### OBJECTIVE
From the listing below, pick out each line with the word "этого".

::: SOURCE RECORDS

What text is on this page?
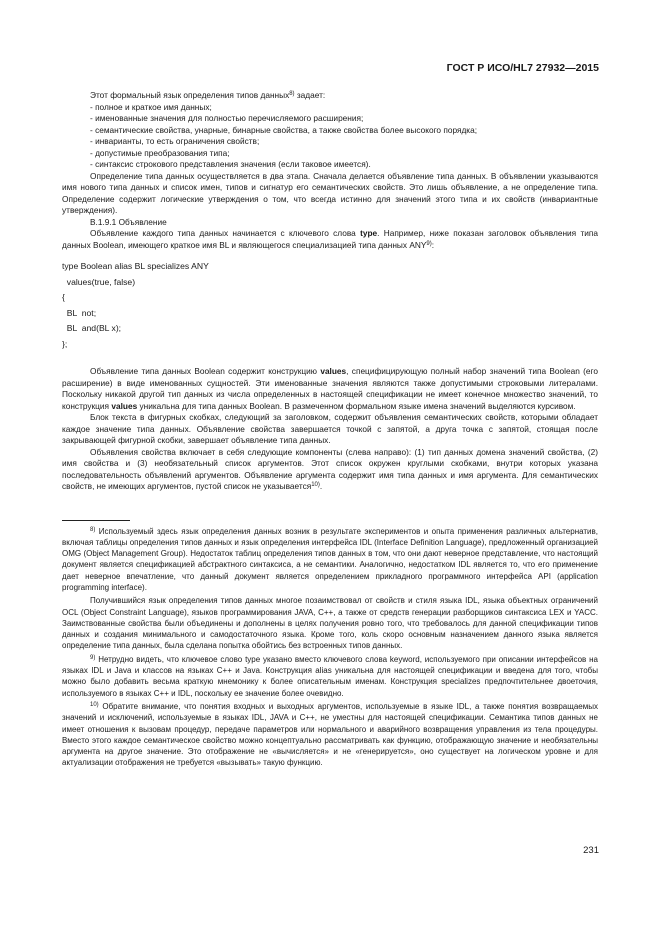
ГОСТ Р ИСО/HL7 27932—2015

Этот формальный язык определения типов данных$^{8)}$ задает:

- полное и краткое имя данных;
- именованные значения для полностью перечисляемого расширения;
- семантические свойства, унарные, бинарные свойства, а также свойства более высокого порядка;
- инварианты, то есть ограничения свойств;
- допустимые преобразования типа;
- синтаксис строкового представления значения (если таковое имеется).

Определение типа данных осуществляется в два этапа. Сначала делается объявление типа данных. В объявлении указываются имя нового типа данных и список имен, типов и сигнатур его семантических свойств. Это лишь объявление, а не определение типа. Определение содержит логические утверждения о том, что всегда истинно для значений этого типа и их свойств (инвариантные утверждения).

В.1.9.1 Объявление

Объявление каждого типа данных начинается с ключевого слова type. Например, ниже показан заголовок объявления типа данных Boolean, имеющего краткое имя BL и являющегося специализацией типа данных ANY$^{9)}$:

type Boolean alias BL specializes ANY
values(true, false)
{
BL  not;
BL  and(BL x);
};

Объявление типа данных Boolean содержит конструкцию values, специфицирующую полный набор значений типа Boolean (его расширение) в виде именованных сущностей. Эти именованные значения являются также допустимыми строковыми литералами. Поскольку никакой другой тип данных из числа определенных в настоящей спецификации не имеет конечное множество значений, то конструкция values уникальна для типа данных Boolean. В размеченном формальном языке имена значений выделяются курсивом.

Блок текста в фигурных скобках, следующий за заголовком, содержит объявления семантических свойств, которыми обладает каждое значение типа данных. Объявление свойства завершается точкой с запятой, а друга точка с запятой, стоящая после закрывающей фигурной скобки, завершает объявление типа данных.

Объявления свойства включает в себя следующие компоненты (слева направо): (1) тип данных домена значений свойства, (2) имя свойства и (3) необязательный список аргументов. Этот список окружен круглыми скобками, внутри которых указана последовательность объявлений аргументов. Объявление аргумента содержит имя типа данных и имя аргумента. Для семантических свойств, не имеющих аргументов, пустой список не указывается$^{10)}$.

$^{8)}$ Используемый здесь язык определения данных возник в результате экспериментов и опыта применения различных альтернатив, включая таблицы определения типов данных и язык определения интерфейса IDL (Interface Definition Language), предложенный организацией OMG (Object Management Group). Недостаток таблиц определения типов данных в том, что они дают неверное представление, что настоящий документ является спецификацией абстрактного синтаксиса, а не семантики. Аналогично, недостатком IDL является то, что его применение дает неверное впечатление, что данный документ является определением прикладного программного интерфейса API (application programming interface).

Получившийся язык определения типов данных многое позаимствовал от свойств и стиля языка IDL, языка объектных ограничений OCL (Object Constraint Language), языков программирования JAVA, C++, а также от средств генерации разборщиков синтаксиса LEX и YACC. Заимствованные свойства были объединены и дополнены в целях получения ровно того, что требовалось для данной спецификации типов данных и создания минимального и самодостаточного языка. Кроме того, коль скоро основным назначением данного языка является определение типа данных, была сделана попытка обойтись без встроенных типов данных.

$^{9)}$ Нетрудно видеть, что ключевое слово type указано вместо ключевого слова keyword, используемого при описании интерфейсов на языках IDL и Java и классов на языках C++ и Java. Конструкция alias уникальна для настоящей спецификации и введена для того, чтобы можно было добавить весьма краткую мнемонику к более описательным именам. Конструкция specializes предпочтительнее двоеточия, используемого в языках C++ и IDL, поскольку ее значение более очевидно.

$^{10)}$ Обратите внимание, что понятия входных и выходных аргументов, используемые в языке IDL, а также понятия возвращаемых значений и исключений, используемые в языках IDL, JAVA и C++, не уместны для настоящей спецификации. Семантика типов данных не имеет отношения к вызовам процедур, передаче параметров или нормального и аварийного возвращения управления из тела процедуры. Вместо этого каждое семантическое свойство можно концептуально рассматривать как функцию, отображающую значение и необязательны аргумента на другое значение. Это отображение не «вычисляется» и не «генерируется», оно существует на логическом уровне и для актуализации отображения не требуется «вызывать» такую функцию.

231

::::::
::: SOURCE RECORDS

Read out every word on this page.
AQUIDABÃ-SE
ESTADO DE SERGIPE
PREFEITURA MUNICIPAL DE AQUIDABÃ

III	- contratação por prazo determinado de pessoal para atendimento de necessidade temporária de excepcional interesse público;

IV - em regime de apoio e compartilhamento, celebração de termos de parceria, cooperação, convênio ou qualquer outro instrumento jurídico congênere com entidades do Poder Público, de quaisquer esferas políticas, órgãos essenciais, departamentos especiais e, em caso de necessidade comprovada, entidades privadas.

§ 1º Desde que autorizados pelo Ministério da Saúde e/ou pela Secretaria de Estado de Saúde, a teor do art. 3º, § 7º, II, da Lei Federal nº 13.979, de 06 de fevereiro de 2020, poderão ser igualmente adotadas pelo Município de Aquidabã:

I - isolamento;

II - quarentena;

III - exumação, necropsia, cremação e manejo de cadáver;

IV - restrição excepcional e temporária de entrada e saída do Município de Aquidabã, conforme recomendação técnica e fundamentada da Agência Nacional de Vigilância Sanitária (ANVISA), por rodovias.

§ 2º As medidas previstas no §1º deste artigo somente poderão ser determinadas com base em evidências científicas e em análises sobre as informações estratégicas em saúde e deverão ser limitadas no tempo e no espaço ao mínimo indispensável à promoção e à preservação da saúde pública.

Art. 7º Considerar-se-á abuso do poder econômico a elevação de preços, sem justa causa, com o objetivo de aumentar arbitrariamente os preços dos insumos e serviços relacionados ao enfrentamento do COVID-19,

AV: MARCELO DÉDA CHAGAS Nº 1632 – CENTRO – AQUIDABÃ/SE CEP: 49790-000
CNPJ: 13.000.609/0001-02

::::::

### RESPONSE TO THIS TASK
Определение типа данных осуществляется в два этапа. Сначала делается объявление типа данных. В объявлении указываются имя нового типа данных и список имен, типов и сигнатур его семантических свойств. Это лишь объявление, а не определение типа. Определение содержит логические утверждения о том, что всегда истинно для значений этого типа и их свойств (инвариантные утверждения).
$^{10)}$ Обратите внимание, что понятия входных и выходных аргументов, используемые в языке IDL, а также понятия возвращаемых значений и исключений, используемые в языках IDL, JAVA и C++, не уместны для настоящей спецификации. Семантика типов данных не имеет отношения к вызовам процедур, передаче параметров или нормального и аварийного возвращения управления из тела процедуры. Вместо этого каждое семантическое свойство можно концептуально рассматривать как функцию, отображающую значение и необязательны аргумента на другое значение. Это отображение не «вычисляется» и не «генерируется», оно существует на логическом уровне и для актуализации отображения не требуется «вызывать» такую функцию.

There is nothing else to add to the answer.